Every line of the material below must be repeated exactly.
##### SOURCE RECORDS #####
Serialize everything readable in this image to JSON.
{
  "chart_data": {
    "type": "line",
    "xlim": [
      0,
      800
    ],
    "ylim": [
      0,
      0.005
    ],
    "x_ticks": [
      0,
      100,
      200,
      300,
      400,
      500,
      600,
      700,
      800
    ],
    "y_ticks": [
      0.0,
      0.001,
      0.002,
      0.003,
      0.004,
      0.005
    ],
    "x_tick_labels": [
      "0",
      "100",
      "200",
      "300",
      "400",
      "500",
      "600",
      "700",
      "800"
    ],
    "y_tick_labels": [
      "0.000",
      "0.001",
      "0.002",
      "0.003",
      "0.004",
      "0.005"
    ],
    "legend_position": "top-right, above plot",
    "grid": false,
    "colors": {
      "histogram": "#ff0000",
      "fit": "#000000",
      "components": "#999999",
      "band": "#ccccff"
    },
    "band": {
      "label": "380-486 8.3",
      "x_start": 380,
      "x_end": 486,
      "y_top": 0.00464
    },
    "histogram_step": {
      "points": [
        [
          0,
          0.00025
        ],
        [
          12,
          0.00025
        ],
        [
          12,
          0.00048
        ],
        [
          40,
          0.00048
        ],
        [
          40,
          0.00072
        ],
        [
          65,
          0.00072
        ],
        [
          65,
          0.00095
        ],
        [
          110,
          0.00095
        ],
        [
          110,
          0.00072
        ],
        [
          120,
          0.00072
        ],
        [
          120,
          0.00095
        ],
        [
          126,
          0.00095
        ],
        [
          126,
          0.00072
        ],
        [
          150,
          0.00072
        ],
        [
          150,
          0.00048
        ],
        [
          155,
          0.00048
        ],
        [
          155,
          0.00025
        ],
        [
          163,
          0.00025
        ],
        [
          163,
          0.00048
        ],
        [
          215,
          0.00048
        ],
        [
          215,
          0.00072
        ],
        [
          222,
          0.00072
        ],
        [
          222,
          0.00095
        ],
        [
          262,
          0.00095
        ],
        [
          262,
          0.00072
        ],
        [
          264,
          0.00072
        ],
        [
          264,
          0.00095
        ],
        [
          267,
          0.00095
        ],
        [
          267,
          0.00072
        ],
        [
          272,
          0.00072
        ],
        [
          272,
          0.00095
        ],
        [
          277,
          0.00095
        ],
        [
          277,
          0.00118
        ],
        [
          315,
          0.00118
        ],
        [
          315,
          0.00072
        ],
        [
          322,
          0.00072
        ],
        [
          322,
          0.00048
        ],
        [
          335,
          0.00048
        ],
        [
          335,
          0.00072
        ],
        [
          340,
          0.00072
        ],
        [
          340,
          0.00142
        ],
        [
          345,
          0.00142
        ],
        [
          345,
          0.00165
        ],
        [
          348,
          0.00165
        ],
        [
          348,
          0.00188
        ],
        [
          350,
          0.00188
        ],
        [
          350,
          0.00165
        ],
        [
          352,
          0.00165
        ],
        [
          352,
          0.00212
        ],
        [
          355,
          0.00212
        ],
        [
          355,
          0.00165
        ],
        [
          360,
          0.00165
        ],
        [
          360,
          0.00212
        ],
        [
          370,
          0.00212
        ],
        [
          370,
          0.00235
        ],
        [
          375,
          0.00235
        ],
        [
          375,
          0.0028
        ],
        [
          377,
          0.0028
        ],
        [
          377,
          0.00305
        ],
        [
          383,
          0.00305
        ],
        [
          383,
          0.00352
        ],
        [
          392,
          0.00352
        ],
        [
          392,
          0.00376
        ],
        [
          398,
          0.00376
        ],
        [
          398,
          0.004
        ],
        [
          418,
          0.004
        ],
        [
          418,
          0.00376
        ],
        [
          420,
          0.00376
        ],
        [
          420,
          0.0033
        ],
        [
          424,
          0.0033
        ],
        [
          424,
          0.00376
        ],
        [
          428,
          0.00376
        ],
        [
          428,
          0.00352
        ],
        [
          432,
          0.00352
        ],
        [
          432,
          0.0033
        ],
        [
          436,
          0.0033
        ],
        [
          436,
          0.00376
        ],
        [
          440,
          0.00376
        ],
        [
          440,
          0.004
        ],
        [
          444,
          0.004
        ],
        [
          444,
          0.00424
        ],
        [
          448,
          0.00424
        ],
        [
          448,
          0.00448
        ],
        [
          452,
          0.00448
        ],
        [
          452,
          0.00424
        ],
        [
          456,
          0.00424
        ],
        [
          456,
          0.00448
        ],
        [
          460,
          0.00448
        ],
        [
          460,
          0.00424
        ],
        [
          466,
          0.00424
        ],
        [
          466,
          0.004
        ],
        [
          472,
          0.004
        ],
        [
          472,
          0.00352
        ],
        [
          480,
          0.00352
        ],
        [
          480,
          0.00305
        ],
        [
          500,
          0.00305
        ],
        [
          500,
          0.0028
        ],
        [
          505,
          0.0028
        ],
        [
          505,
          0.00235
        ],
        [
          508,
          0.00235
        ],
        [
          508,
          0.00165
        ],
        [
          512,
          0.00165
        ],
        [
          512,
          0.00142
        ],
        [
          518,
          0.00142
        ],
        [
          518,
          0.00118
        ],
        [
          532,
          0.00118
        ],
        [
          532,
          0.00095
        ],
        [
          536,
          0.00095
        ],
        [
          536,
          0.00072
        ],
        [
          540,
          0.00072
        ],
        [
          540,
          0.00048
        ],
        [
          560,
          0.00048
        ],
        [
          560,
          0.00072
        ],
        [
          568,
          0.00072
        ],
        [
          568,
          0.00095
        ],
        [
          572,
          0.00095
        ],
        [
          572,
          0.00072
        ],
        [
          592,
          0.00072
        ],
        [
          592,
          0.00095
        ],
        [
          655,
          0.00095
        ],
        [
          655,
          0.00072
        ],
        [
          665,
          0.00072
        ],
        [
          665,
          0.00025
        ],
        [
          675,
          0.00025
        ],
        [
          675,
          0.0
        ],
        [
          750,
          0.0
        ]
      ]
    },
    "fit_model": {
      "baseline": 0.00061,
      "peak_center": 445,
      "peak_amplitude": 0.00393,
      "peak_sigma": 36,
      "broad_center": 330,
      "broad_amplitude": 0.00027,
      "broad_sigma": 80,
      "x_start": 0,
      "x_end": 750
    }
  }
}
#####
*RESULT FOR THIS EXERCISE:*
Serialize everything readable in this image to JSON.
{
  "chart_data": {
    "type": "line",
    "xlim": [
      0,
      800
    ],
    "ylim": [
      0,
      0.005
    ],
    "x_ticks": [
      0,
      100,
      200,
      300,
      400,
      500,
      600,
      700,
      800
    ],
    "y_ticks": [
      0.0,
      0.001,
      0.002,
      0.003,
      0.004,
      0.005
    ],
    "x_tick_labels": [
      "0",
      "100",
      "200",
      "300",
      "400",
      "500",
      "600",
      "700",
      "800"
    ],
    "y_tick_labels": [
      "0.000",
      "0.001",
      "0.002",
      "0.003",
      "0.004",
      "0.005"
    ],
    "legend_position": "top-right, above plot",
    "grid": false,
    "colors": {
      "histogram": "#ff0000",
      "fit": "#000000",
      "components": "#999999",
      "band": "#ccccff"
    },
    "band": {
      "label": "380-486 8.3",
      "x_start": 380,
      "x_end": 486,
      "y_top": 0.00464
    },
    "histogram_step": {
      "points": [
        [
          0,
          0.00025
        ],
        [
          12,
          0.00025
        ],
        [
          12,
          0.00048
        ],
        [
          40,
          0.00048
        ],
        [
          40,
          0.00072
        ],
        [
          65,
          0.00072
        ],
        [
          65,
          0.00095
        ],
        [
          110,
          0.00095
        ],
        [
          110,
          0.00072
        ],
        [
          120,
          0.00072
        ],
        [
          120,
          0.00095
        ],
        [
          126,
          0.00095
        ],
        [
          126,
          0.00072
        ],
        [
          150,
          0.00072
        ],
        [
          150,
          0.00048
        ],
        [
          155,
          0.00048
        ],
        [
          155,
          0.00025
        ],
        [
          163,
          0.00025
        ],
        [
          163,
          0.00048
        ],
        [
          215,
          0.00048
        ],
        [
          215,
          0.00072
        ],
        [
          222,
          0.00072
        ],
        [
          222,
          0.00095
        ],
        [
          262,
          0.00095
        ],
        [
          262,
          0.00072
        ],
        [
          264,
          0.00072
        ],
        [
          264,
          0.00095
        ],
        [
          267,
          0.00095
        ],
        [
          267,
          0.00072
        ],
        [
          272,
          0.00072
        ],
        [
          272,
          0.00095
        ],
        [
          277,
          0.00095
        ],
        [
          277,
          0.00118
        ],
        [
          315,
          0.00118
        ],
        [
          315,
          0.00072
        ],
        [
          322,
          0.00072
        ],
        [
          322,
          0.00048
        ],
        [
          335,
          0.00048
        ],
        [
          335,
          0.00072
        ],
        [
          340,
          0.00072
        ],
        [
          340,
          0.00142
        ],
        [
          345,
          0.00142
        ],
        [
          345,
          0.00165
        ],
        [
          348,
          0.00165
        ],
        [
          348,
          0.00188
        ],
        [
          350,
          0.00188
        ],
        [
          350,
          0.00165
        ],
        [
          352,
          0.00165
        ],
        [
          352,
          0.00212
        ],
        [
          355,
          0.00212
        ],
        [
          355,
          0.00165
        ],
        [
          360,
          0.00165
        ],
        [
          360,
          0.00212
        ],
        [
          370,
          0.00212
        ],
        [
          370,
          0.00235
        ],
        [
          375,
          0.00235
        ],
        [
          375,
          0.0028
        ],
        [
          377,
          0.0028
        ],
        [
          377,
          0.00305
        ],
        [
          383,
          0.00305
        ],
        [
          383,
          0.00352
        ],
        [
          392,
          0.00352
        ],
        [
          392,
          0.00376
        ],
        [
          398,
          0.00376
        ],
        [
          398,
          0.004
        ],
        [
          418,
          0.004
        ],
        [
          418,
          0.00376
        ],
        [
          420,
          0.00376
        ],
        [
          420,
          0.0033
        ],
        [
          424,
          0.0033
        ],
        [
          424,
          0.00376
        ],
        [
          428,
          0.00376
        ],
        [
          428,
          0.00352
        ],
        [
          432,
          0.00352
        ],
        [
          432,
          0.0033
        ],
        [
          436,
          0.0033
        ],
        [
          436,
          0.00376
        ],
        [
          440,
          0.00376
        ],
        [
          440,
          0.004
        ],
        [
          444,
          0.004
        ],
        [
          444,
          0.00424
        ],
        [
          448,
          0.00424
        ],
        [
          448,
          0.00448
        ],
        [
          452,
          0.00448
        ],
        [
          452,
          0.00424
        ],
        [
          456,
          0.00424
        ],
        [
          456,
          0.00448
        ],
        [
          460,
          0.00448
        ],
        [
          460,
          0.00424
        ],
        [
          466,
          0.00424
        ],
        [
          466,
          0.004
        ],
        [
          472,
          0.004
        ],
        [
          472,
          0.00352
        ],
        [
          480,
          0.00352
        ],
        [
          480,
          0.00305
        ],
        [
          500,
          0.00305
        ],
        [
          500,
          0.0028
        ],
        [
          505,
          0.0028
        ],
        [
          505,
          0.00235
        ],
        [
          508,
          0.00235
        ],
        [
          508,
          0.00165
        ],
        [
          512,
          0.00165
        ],
        [
          512,
          0.00142
        ],
        [
          518,
          0.00142
        ],
        [
          518,
          0.00118
        ],
        [
          532,
          0.00118
        ],
        [
          532,
          0.00095
        ],
        [
          536,
          0.00095
        ],
        [
          536,
          0.00072
        ],
        [
          540,
          0.00072
        ],
        [
          540,
          0.00048
        ],
        [
          560,
          0.00048
        ],
        [
          560,
          0.00072
        ],
        [
          568,
          0.00072
        ],
        [
          568,
          0.00095
        ],
        [
          572,
          0.00095
        ],
        [
          572,
          0.00072
        ],
        [
          592,
          0.00072
        ],
        [
          592,
          0.00095
        ],
        [
          655,
          0.00095
        ],
        [
          655,
          0.00072
        ],
        [
          665,
          0.00072
        ],
        [
          665,
          0.00025
        ],
        [
          675,
          0.00025
        ],
        [
          675,
          0.0
        ],
        [
          750,
          0.0
        ]
      ]
    },
    "fit_model": {
      "baseline": 0.00061,
      "peak_center": 445,
      "peak_amplitude": 0.00393,
      "peak_sigma": 36,
      "broad_center": 330,
      "broad_amplitude": 0.00027,
      "broad_sigma": 80,
      "x_start": 0,
      "x_end": 750
    }
  }
}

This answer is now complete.